__Assignment__. Every entry should be reproduced precisely, with each picture left out.

Segment Open

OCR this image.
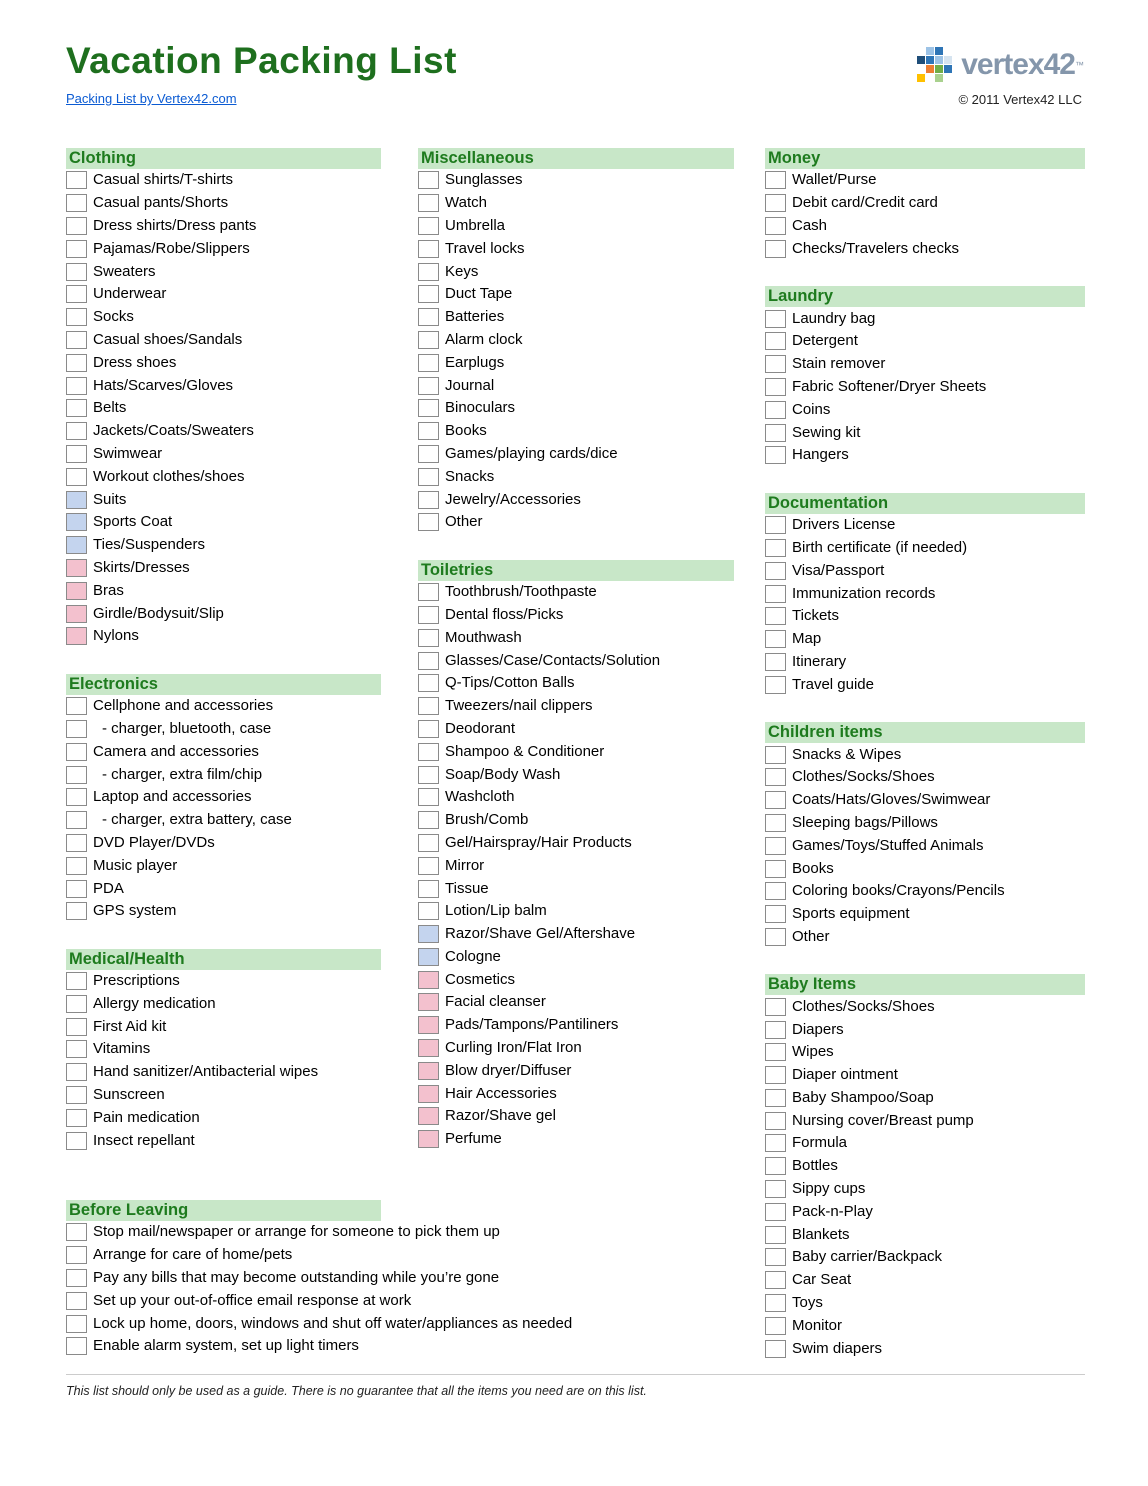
Vacation Packing List
Packing List by Vertex42.com
vertex42 ™
© 2011 Vertex42 LLC
Clothing
Casual shirts/T-shirts
Casual pants/Shorts
Dress shirts/Dress pants
Pajamas/Robe/Slippers
Sweaters
Underwear
Socks
Casual shoes/Sandals
Dress shoes
Hats/Scarves/Gloves
Belts
Jackets/Coats/Sweaters
Swimwear
Workout clothes/shoes
Suits
Sports Coat
Ties/Suspenders
Skirts/Dresses
Bras
Girdle/Bodysuit/Slip
Nylons
Electronics
Cellphone and accessories
- charger, bluetooth, case
Camera and accessories
- charger, extra film/chip
Laptop and accessories
- charger, extra battery, case
DVD Player/DVDs
Music player
PDA
GPS system
Medical/Health
Prescriptions
Allergy medication
First Aid kit
Vitamins
Hand sanitizer/Antibacterial wipes
Sunscreen
Pain medication
Insect repellant
Before Leaving
Stop mail/newspaper or arrange for someone to pick them up
Arrange for care of home/pets
Pay any bills that may become outstanding while you’re gone
Set up your out-of-office email response at work
Lock up home, doors, windows and shut off water/appliances as needed
Enable alarm system, set up light timers
Miscellaneous
Sunglasses
Watch
Umbrella
Travel locks
Keys
Duct Tape
Batteries
Alarm clock
Earplugs
Journal
Binoculars
Books
Games/playing cards/dice
Snacks
Jewelry/Accessories
Other
Toiletries
Toothbrush/Toothpaste
Dental floss/Picks
Mouthwash
Glasses/Case/Contacts/Solution
Q-Tips/Cotton Balls
Tweezers/nail clippers
Deodorant
Shampoo & Conditioner
Soap/Body Wash
Washcloth
Brush/Comb
Gel/Hairspray/Hair Products
Mirror
Tissue
Lotion/Lip balm
Razor/Shave Gel/Aftershave
Cologne
Cosmetics
Facial cleanser
Pads/Tampons/Pantiliners
Curling Iron/Flat Iron
Blow dryer/Diffuser
Hair Accessories
Razor/Shave gel
Perfume
Money
Wallet/Purse
Debit card/Credit card
Cash
Checks/Travelers checks
Laundry
Laundry bag
Detergent
Stain remover
Fabric Softener/Dryer Sheets
Coins
Sewing kit
Hangers
Documentation
Drivers License
Birth certificate (if needed)
Visa/Passport
Immunization records
Tickets
Map
Itinerary
Travel guide
Children items
Snacks & Wipes
Clothes/Socks/Shoes
Coats/Hats/Gloves/Swimwear
Sleeping bags/Pillows
Games/Toys/Stuffed Animals
Books
Coloring books/Crayons/Pencils
Sports equipment
Other
Baby Items
Clothes/Socks/Shoes
Diapers
Wipes
Diaper ointment
Baby Shampoo/Soap
Nursing cover/Breast pump
Formula
Bottles
Sippy cups
Pack-n-Play
Blankets
Baby carrier/Backpack
Car Seat
Toys
Monitor
Swim diapers
This list should only be used as a guide. There is no guarantee that all the items you need are on this list.
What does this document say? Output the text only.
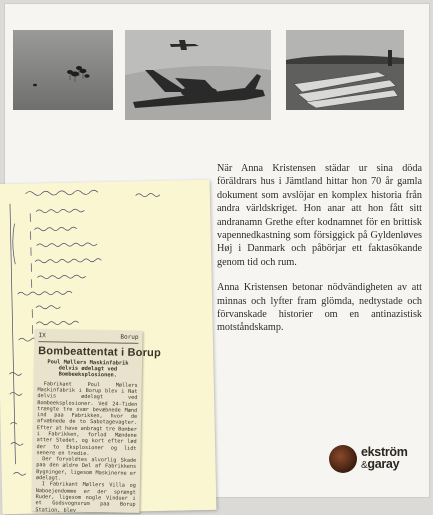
När Anna Kristensen städar ur sina döda föräldrars hus i Jämtland hittar hon 70 år gamla dokument som avslöjar en komplex historia från andra världskriget. Hon anar att hon fått sitt andranamn Grethe efter kodnamnet för en brittisk vapennedkastning som försiggick på Gyldenløves Høj i Danmark och påbörjar ett faktasökande genom tid och rum.

Anna Kristensen betonar nödvändigheten av att minnas och lyfter fram glömda, nedtystade och förvanskade historier om en antinazistisk motståndskamp.

IX	Borup
Bombeattentat i Borup
Poul Møllers Maskinfabrik delvis ødelagt ved Bombeeksplosionen.

Fabrikant Poul Møllers Maskinfabrik i Borup blev i Nat delvis ødelagt ved Bombeeksplosioner. Ved 24-Tiden trængte tre svær bevæbnede Mænd ind paa Fabrikken, hvor de afvæbnede de to Sabotagevagter. Efter at have anbragt tre Bomber i Fabrikken, forlod Mændene atter Stedet, og kort efter lød der to Eksplosioner og lidt senere en tredie.

Der forvoldtes alvorlig Skade paa den ældre Del af Fabrikkens Bygninger, ligesom Maskinerne er ødelagt.

I Fabrikant Møllers Villa og Naboejendomme er der sprængt Ruder, ligesom nogle Vinduer i et Godsvognsrum paa Borup Station, blev

ekström
&garay
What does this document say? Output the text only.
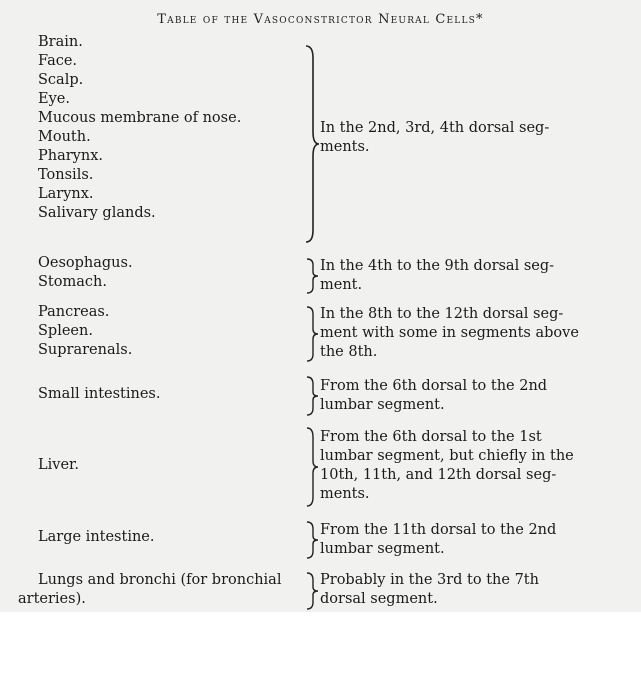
Table of the Vasoconstrictor Neural Cells*
Brain.
Face.
Scalp.
Eye.
Mucous membrane of nose.
Mouth.
Pharynx.
Tonsils.
Larynx.
Salivary glands.
In the 2nd, 3rd, 4th dorsal seg-
ments.
Oesophagus.
Stomach.
In the 4th to the 9th dorsal seg-
ment.
Pancreas.
Spleen.
Suprarenals.
In the 8th to the 12th dorsal seg-
ment with some in segments above
the 8th.
Small intestines.	From the 6th dorsal to the 2nd
lumbar segment.
Liver.
From the 6th dorsal to the 1st
lumbar segment, but chiefly in the
10th, 11th, and 12th dorsal seg-
ments.
Large intestine.	From the 11th dorsal to the 2nd
lumbar segment.
Lungs and bronchi (for bronchial
arteries).
Probably in the 3rd to the 7th
dorsal segment.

Segment Closed

__Output__.
OCR this image.
Vacation Packing List
Packing List by Vertex42.com
vertex42 ™
© 2011 Vertex42 LLC
Clothing
Casual shirts/T-shirts
Casual pants/Shorts
Dress shirts/Dress pants
Pajamas/Robe/Slippers
Sweaters
Underwear
Socks
Casual shoes/Sandals
Dress shoes
Hats/Scarves/Gloves
Belts
Jackets/Coats/Sweaters
Swimwear
Workout clothes/shoes
Suits
Sports Coat
Ties/Suspenders
Skirts/Dresses
Bras
Girdle/Bodysuit/Slip
Nylons
Electronics
Cellphone and accessories
- charger, bluetooth, case
Camera and accessories
- charger, extra film/chip
Laptop and accessories
- charger, extra battery, case
DVD Player/DVDs
Music player
PDA
GPS system
Medical/Health
Prescriptions
Allergy medication
First Aid kit
Vitamins
Hand sanitizer/Antibacterial wipes
Sunscreen
Pain medication
Insect repellant
Before Leaving
Stop mail/newspaper or arrange for someone to pick them up
Arrange for care of home/pets
Pay any bills that may become outstanding while you’re gone
Set up your out-of-office email response at work
Lock up home, doors, windows and shut off water/appliances as needed
Enable alarm system, set up light timers
Miscellaneous
Sunglasses
Watch
Umbrella
Travel locks
Keys
Duct Tape
Batteries
Alarm clock
Earplugs
Journal
Binoculars
Books
Games/playing cards/dice
Snacks
Jewelry/Accessories
Other
Toiletries
Toothbrush/Toothpaste
Dental floss/Picks
Mouthwash
Glasses/Case/Contacts/Solution
Q-Tips/Cotton Balls
Tweezers/nail clippers
Deodorant
Shampoo & Conditioner
Soap/Body Wash
Washcloth
Brush/Comb
Gel/Hairspray/Hair Products
Mirror
Tissue
Lotion/Lip balm
Razor/Shave Gel/Aftershave
Cologne
Cosmetics
Facial cleanser
Pads/Tampons/Pantiliners
Curling Iron/Flat Iron
Blow dryer/Diffuser
Hair Accessories
Razor/Shave gel
Perfume
Money
Wallet/Purse
Debit card/Credit card
Cash
Checks/Travelers checks
Laundry
Laundry bag
Detergent
Stain remover
Fabric Softener/Dryer Sheets
Coins
Sewing kit
Hangers
Documentation
Drivers License
Birth certificate (if needed)
Visa/Passport
Immunization records
Tickets
Map
Itinerary
Travel guide
Children items
Snacks & Wipes
Clothes/Socks/Shoes
Coats/Hats/Gloves/Swimwear
Sleeping bags/Pillows
Games/Toys/Stuffed Animals
Books
Coloring books/Crayons/Pencils
Sports equipment
Other
Baby Items
Clothes/Socks/Shoes
Diapers
Wipes
Diaper ointment
Baby Shampoo/Soap
Nursing cover/Breast pump
Formula
Bottles
Sippy cups
Pack-n-Play
Blankets
Baby carrier/Backpack
Car Seat
Toys
Monitor
Swim diapers
This list should only be used as a guide. There is no guarantee that all the items you need are on this list.
What does this document say? Output the text only.
När Anna Kristensen städar ur sina döda föräldrars hus i Jämtland hittar hon 70 år gamla dokument som avslöjar en komplex historia från andra världskriget. Hon anar att hon fått sitt andranamn Grethe efter kodnamnet för en brittisk vapennedkastning som försiggick på Gyldenløves Høj i Danmark och påbörjar ett faktasökande genom tid och rum.

Anna Kristensen betonar nödvändigheten av att minnas och lyfter fram glömda, nedtystade och förvanskade historier om en antinazistisk motståndskamp.

IX	Borup
Bombeattentat i Borup
Poul Møllers Maskinfabrik delvis ødelagt ved Bombeeksplosionen.

Fabrikant Poul Møllers Maskinfabrik i Borup blev i Nat delvis ødelagt ved Bombeeksplosioner. Ved 24-Tiden trængte tre svær bevæbnede Mænd ind paa Fabrikken, hvor de afvæbnede de to Sabotagevagter. Efter at have anbragt tre Bomber i Fabrikken, forlod Mændene atter Stedet, og kort efter lød der to Eksplosioner og lidt senere en tredie.

Der forvoldtes alvorlig Skade paa den ældre Del af Fabrikkens Bygninger, ligesom Maskinerne er ødelagt.

I Fabrikant Møllers Villa og Naboejendomme er der sprængt Ruder, ligesom nogle Vinduer i et Godsvognsrum paa Borup Station, blev

ekström
&garay
What does this document say? Output the text only.
Table of the Vasoconstrictor Neural Cells*
Brain.
Face.
Scalp.
Eye.
Mucous membrane of nose.
Mouth.
Pharynx.
Tonsils.
Larynx.
Salivary glands.
In the 2nd, 3rd, 4th dorsal seg-
ments.
Oesophagus.
Stomach.
In the 4th to the 9th dorsal seg-
ment.
Pancreas.
Spleen.
Suprarenals.
In the 8th to the 12th dorsal seg-
ment with some in segments above
the 8th.
Small intestines.	From the 6th dorsal to the 2nd
lumbar segment.
Liver.
From the 6th dorsal to the 1st
lumbar segment, but chiefly in the
10th, 11th, and 12th dorsal seg-
ments.
Large intestine.	From the 11th dorsal to the 2nd
lumbar segment.
Lungs and bronchi (for bronchial
arteries).
Probably in the 3rd to the 7th
dorsal segment.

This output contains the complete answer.